**Short exercise**
Restate the records that follow word for word; no pictures should appear.

— begin Provided data —

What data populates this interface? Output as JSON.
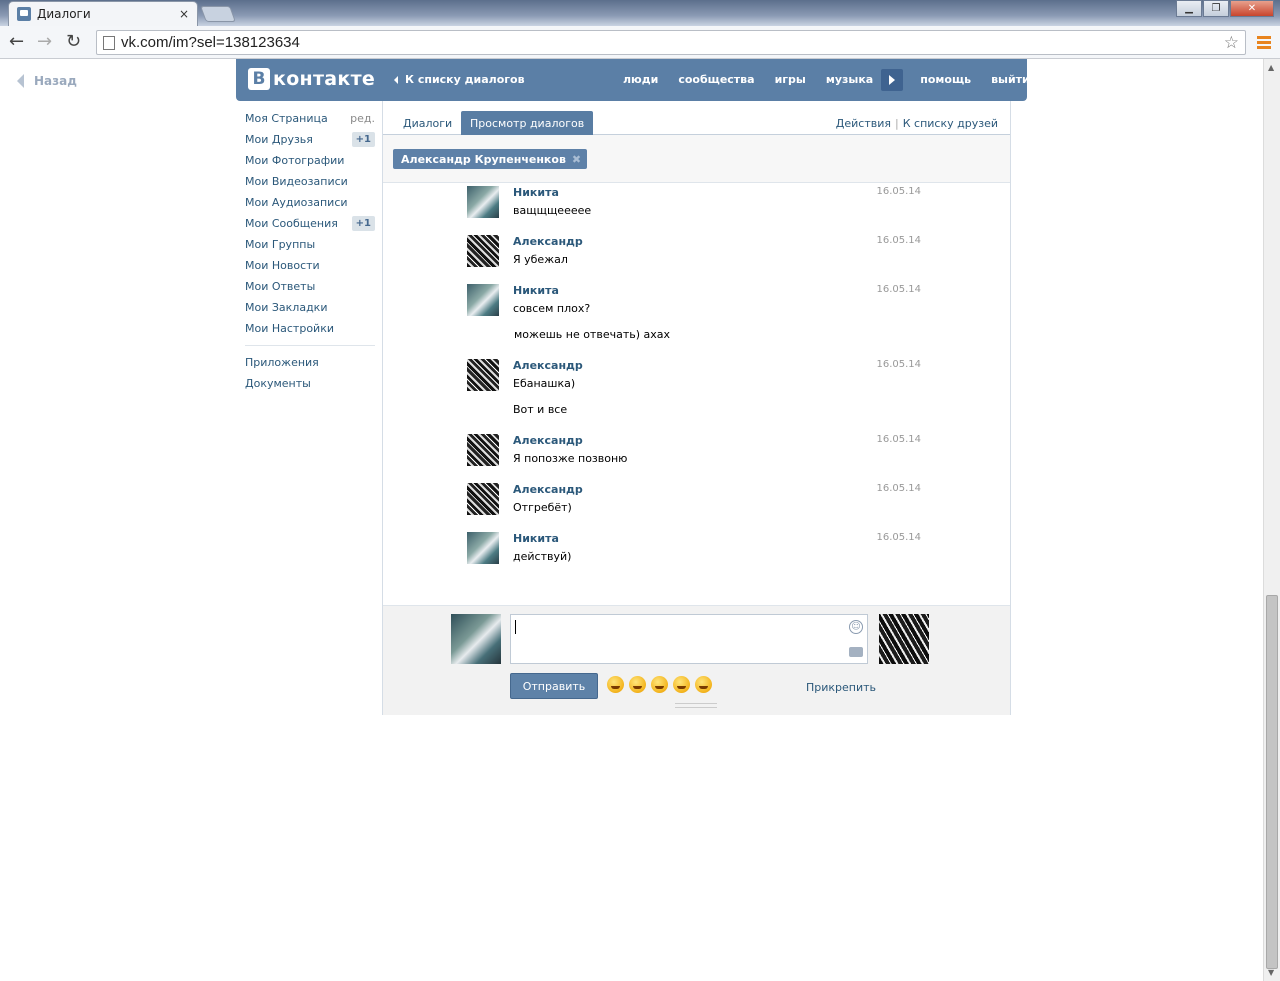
{
  "browser": {
    "tab_title": "Диалоги",
    "tab_close": "×",
    "url": "vk.com/im?sel=138123634"
  },
  "page": {
    "back_label": "Назад"
  },
  "header": {
    "logo_letter": "B",
    "logo_text": "контакте",
    "to_dialogs": "К списку диалогов",
    "nav": [
      "люди",
      "сообщества",
      "игры",
      "музыка",
      "помощь",
      "выйти"
    ],
    "bg_color": "#5b7fa6"
  },
  "sidebar": {
    "items": [
      {
        "label": "Моя Страница",
        "extra": "ред."
      },
      {
        "label": "Мои Друзья",
        "badge": "+1"
      },
      {
        "label": "Мои Фотографии"
      },
      {
        "label": "Мои Видеозаписи"
      },
      {
        "label": "Мои Аудиозаписи"
      },
      {
        "label": "Мои Сообщения",
        "badge": "+1"
      },
      {
        "label": "Мои Группы"
      },
      {
        "label": "Мои Новости"
      },
      {
        "label": "Мои Ответы"
      },
      {
        "label": "Мои Закладки"
      },
      {
        "label": "Мои Настройки"
      }
    ],
    "extra_items": [
      "Приложения",
      "Документы"
    ]
  },
  "tabs": {
    "dialogs": "Диалоги",
    "view": "Просмотр диалогов",
    "actions": "Действия",
    "friends_list": "К списку друзей",
    "separator": "|"
  },
  "peer": {
    "name": "Александр Крупенченков",
    "remove": "✖"
  },
  "messages": [
    {
      "author": "Никита",
      "date": "16.05.14",
      "lines": [
        "ващщщеееее"
      ]
    },
    {
      "author": "Александр",
      "date": "16.05.14",
      "lines": [
        "Я убежал"
      ]
    },
    {
      "author": "Никита",
      "date": "16.05.14",
      "lines": [
        "совсем плох?",
        "можешь не отвечать) ахах"
      ]
    },
    {
      "author": "Александр",
      "date": "16.05.14",
      "lines": [
        "Ебанашка)",
        "Вот и все"
      ]
    },
    {
      "author": "Александр",
      "date": "16.05.14",
      "lines": [
        "Я попозже позвоню"
      ]
    },
    {
      "author": "Александр",
      "date": "16.05.14",
      "lines": [
        "Отгребёт)"
      ]
    },
    {
      "author": "Никита",
      "date": "16.05.14",
      "lines": [
        "действуй)"
      ]
    }
  ],
  "compose": {
    "value": "",
    "send_label": "Отправить",
    "attach_label": "Прикрепить",
    "emoji_count": 5
  }
}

— end Provided data —

**Completed task**
What data populates this interface? Output as JSON.
{
  "browser": {
    "tab_title": "Диалоги",
    "tab_close": "×",
    "url": "vk.com/im?sel=138123634"
  },
  "page": {
    "back_label": "Назад"
  },
  "header": {
    "logo_letter": "B",
    "logo_text": "контакте",
    "to_dialogs": "К списку диалогов",
    "nav": [
      "люди",
      "сообщества",
      "игры",
      "музыка",
      "помощь",
      "выйти"
    ],
    "bg_color": "#5b7fa6"
  },
  "sidebar": {
    "items": [
      {
        "label": "Моя Страница",
        "extra": "ред."
      },
      {
        "label": "Мои Друзья",
        "badge": "+1"
      },
      {
        "label": "Мои Фотографии"
      },
      {
        "label": "Мои Видеозаписи"
      },
      {
        "label": "Мои Аудиозаписи"
      },
      {
        "label": "Мои Сообщения",
        "badge": "+1"
      },
      {
        "label": "Мои Группы"
      },
      {
        "label": "Мои Новости"
      },
      {
        "label": "Мои Ответы"
      },
      {
        "label": "Мои Закладки"
      },
      {
        "label": "Мои Настройки"
      }
    ],
    "extra_items": [
      "Приложения",
      "Документы"
    ]
  },
  "tabs": {
    "dialogs": "Диалоги",
    "view": "Просмотр диалогов",
    "actions": "Действия",
    "friends_list": "К списку друзей",
    "separator": "|"
  },
  "peer": {
    "name": "Александр Крупенченков",
    "remove": "✖"
  },
  "messages": [
    {
      "author": "Никита",
      "date": "16.05.14",
      "lines": [
        "ващщщеееее"
      ]
    },
    {
      "author": "Александр",
      "date": "16.05.14",
      "lines": [
        "Я убежал"
      ]
    },
    {
      "author": "Никита",
      "date": "16.05.14",
      "lines": [
        "совсем плох?",
        "можешь не отвечать) ахах"
      ]
    },
    {
      "author": "Александр",
      "date": "16.05.14",
      "lines": [
        "Ебанашка)",
        "Вот и все"
      ]
    },
    {
      "author": "Александр",
      "date": "16.05.14",
      "lines": [
        "Я попозже позвоню"
      ]
    },
    {
      "author": "Александр",
      "date": "16.05.14",
      "lines": [
        "Отгребёт)"
      ]
    },
    {
      "author": "Никита",
      "date": "16.05.14",
      "lines": [
        "действуй)"
      ]
    }
  ],
  "compose": {
    "value": "",
    "send_label": "Отправить",
    "attach_label": "Прикрепить",
    "emoji_count": 5
  }
}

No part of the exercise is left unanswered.